Short exercise:
Search the material below for the word "color" and copy every line in which it occurs.

* START *

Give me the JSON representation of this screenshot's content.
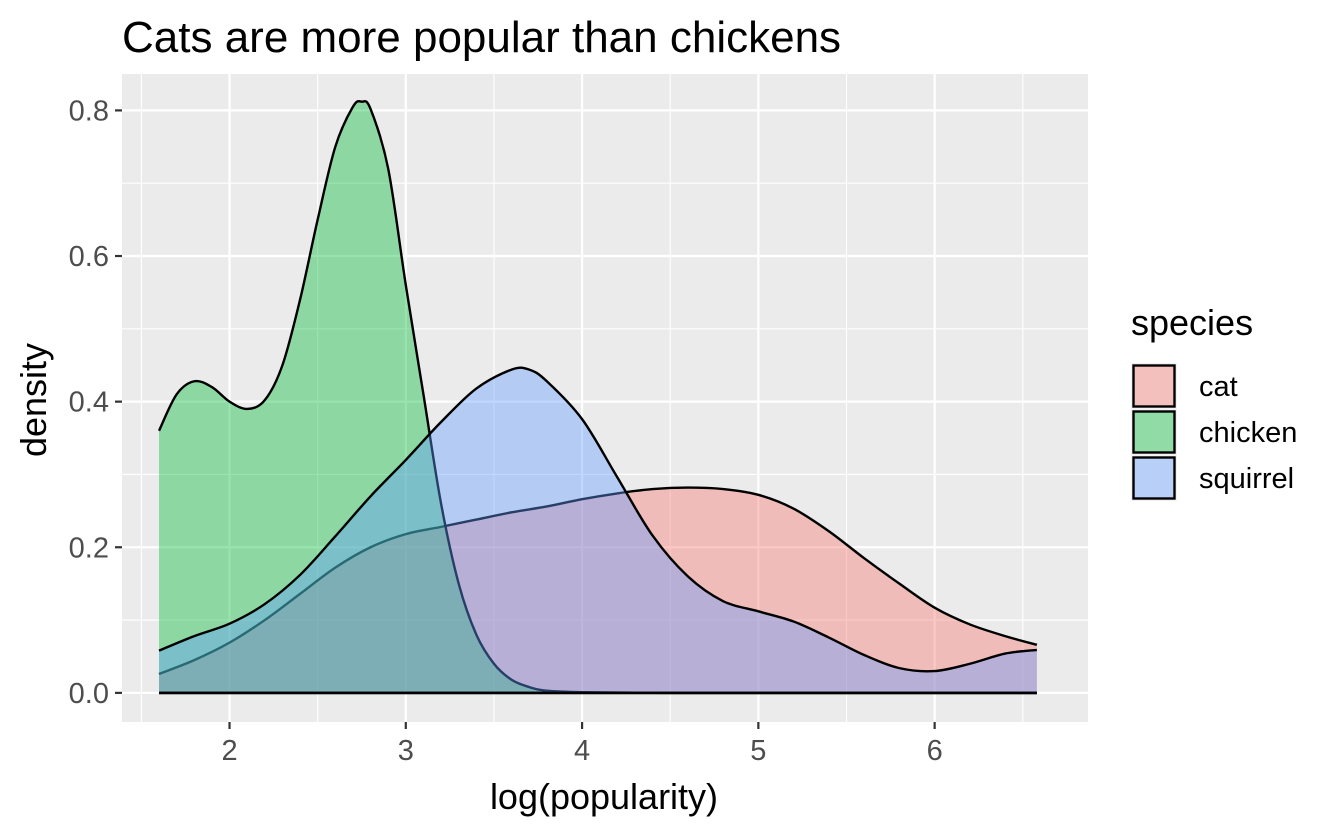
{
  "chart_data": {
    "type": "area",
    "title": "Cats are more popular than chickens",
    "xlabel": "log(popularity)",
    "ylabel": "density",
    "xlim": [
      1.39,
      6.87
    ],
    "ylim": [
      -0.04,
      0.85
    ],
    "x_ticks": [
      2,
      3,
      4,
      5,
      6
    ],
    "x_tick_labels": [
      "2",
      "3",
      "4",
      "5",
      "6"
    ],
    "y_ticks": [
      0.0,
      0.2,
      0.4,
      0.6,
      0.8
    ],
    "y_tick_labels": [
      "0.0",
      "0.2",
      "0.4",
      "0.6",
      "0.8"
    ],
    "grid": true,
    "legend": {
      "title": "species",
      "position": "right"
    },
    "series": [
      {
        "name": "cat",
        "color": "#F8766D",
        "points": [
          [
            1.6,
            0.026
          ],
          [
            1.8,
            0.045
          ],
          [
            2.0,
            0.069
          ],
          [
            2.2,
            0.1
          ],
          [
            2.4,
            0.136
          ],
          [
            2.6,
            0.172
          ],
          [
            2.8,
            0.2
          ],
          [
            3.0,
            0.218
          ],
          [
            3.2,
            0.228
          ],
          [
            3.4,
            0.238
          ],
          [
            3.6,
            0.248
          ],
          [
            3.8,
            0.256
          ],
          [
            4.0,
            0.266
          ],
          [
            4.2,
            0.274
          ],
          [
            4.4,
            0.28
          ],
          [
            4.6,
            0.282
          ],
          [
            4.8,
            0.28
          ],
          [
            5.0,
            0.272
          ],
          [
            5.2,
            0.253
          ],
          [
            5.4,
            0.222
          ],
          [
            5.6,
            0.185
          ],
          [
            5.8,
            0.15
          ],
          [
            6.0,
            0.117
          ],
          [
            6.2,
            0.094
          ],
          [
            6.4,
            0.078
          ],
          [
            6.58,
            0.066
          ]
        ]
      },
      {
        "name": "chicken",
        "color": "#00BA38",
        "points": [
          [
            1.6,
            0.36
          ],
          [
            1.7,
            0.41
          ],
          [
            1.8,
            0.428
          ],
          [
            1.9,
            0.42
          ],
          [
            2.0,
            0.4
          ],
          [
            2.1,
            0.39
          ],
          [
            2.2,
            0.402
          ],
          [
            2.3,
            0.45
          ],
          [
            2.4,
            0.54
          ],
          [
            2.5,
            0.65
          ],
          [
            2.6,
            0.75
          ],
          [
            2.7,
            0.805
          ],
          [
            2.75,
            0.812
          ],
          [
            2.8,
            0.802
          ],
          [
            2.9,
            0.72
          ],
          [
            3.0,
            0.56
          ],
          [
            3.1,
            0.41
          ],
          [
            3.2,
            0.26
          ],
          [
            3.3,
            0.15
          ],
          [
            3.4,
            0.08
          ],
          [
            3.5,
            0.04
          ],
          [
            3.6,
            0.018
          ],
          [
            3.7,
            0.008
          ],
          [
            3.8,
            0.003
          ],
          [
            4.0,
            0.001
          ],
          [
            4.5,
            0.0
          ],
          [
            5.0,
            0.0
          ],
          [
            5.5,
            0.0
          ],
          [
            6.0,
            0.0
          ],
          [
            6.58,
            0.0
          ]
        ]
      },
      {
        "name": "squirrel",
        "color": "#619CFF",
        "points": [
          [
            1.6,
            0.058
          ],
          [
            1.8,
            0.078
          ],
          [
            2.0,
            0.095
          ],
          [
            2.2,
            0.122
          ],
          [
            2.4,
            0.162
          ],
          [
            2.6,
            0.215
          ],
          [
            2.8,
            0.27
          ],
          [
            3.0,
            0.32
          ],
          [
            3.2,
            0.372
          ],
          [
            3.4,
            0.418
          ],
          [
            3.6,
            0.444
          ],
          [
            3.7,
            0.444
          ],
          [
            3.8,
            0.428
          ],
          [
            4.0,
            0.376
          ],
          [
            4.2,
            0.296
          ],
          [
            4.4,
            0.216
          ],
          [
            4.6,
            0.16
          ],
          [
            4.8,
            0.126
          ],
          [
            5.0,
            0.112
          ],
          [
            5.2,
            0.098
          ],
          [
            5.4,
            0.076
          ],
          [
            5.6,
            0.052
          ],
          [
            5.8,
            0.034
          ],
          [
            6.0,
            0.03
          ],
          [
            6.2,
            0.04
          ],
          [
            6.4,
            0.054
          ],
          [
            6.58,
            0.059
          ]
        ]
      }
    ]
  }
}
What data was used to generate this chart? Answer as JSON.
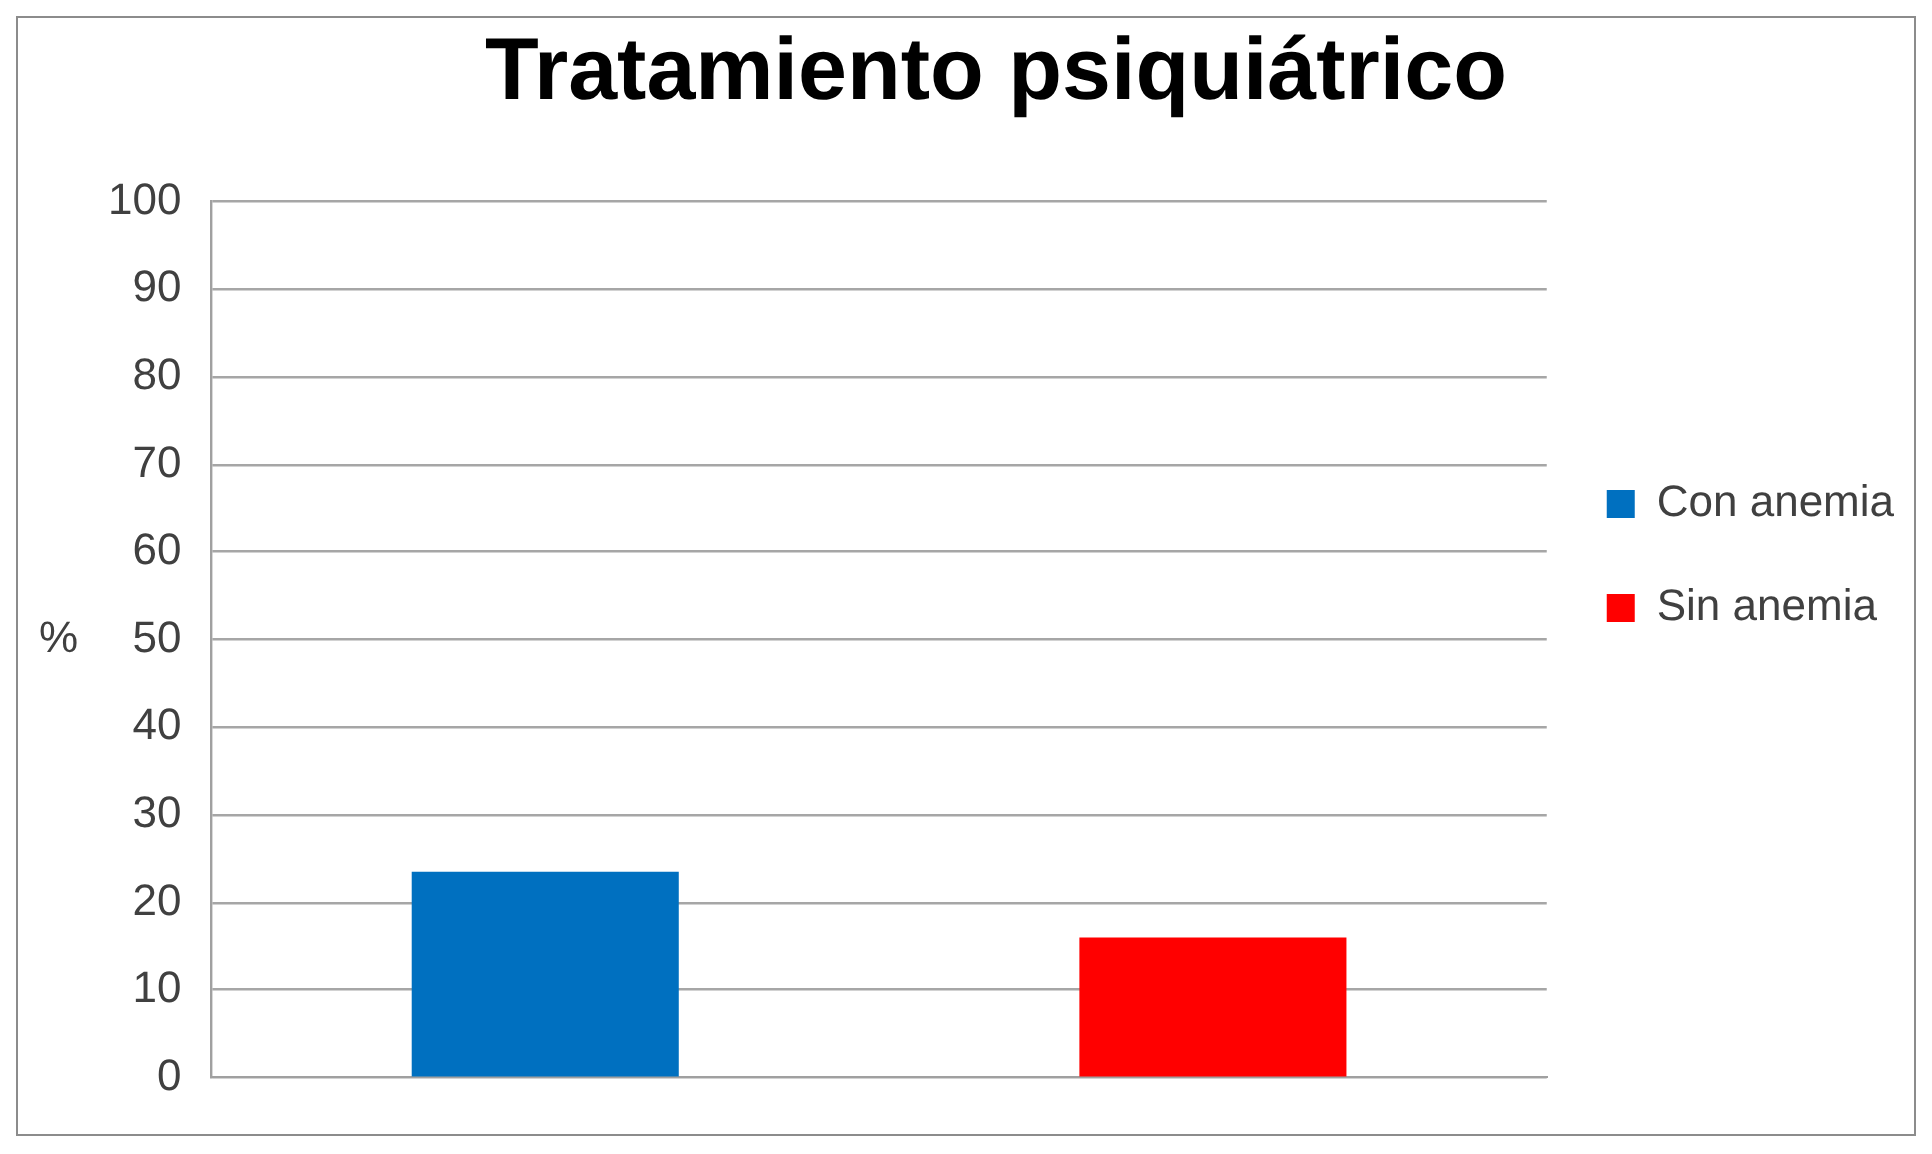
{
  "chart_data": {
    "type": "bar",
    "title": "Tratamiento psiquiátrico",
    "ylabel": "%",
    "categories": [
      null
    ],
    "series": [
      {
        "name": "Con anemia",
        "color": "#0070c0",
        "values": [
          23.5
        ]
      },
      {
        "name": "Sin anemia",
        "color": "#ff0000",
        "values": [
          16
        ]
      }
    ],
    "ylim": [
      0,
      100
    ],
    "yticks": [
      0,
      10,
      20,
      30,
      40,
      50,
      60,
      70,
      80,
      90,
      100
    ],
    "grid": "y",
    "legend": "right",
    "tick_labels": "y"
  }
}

* END *

Solved exercise:
        "color": "#F8766D",
        "color": "#00BA38",
        "color": "#619CFF",
        "color": "#0070c0",
        "color": "#ff0000",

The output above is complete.